#### Data for processing ####
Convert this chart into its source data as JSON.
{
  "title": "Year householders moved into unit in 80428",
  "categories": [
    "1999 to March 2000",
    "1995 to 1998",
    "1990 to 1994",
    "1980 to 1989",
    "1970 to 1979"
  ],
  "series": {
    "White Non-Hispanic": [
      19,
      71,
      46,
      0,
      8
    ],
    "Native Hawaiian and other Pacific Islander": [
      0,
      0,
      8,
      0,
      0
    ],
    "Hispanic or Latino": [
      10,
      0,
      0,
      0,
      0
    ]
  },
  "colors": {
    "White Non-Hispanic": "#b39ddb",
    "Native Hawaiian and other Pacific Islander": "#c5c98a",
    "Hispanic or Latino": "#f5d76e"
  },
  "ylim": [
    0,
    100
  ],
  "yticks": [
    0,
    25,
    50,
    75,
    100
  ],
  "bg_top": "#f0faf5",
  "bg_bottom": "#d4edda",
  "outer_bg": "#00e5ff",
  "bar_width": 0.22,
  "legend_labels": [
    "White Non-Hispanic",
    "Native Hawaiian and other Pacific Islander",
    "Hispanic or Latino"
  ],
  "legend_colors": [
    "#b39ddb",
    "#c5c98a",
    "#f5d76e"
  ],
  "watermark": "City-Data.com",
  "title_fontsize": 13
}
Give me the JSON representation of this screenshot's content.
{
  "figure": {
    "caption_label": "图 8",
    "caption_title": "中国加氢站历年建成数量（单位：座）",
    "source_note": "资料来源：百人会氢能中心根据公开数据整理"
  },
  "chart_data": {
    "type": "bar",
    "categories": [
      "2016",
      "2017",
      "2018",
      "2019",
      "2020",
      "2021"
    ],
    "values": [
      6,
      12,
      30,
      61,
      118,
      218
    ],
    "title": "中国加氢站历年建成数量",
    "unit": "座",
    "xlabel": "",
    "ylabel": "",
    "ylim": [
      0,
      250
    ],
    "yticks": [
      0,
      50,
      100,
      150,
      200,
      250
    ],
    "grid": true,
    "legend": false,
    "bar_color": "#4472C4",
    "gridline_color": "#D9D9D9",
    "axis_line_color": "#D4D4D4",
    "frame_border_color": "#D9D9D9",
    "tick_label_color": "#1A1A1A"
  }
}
####
■ Set exercise: Check each line above for the string "中国加氢站历年建成数量", then copy the ones that have it.

■ Exercise output:
    "caption_title": "中国加氢站历年建成数量（单位：座）",
    "title": "中国加氢站历年建成数量",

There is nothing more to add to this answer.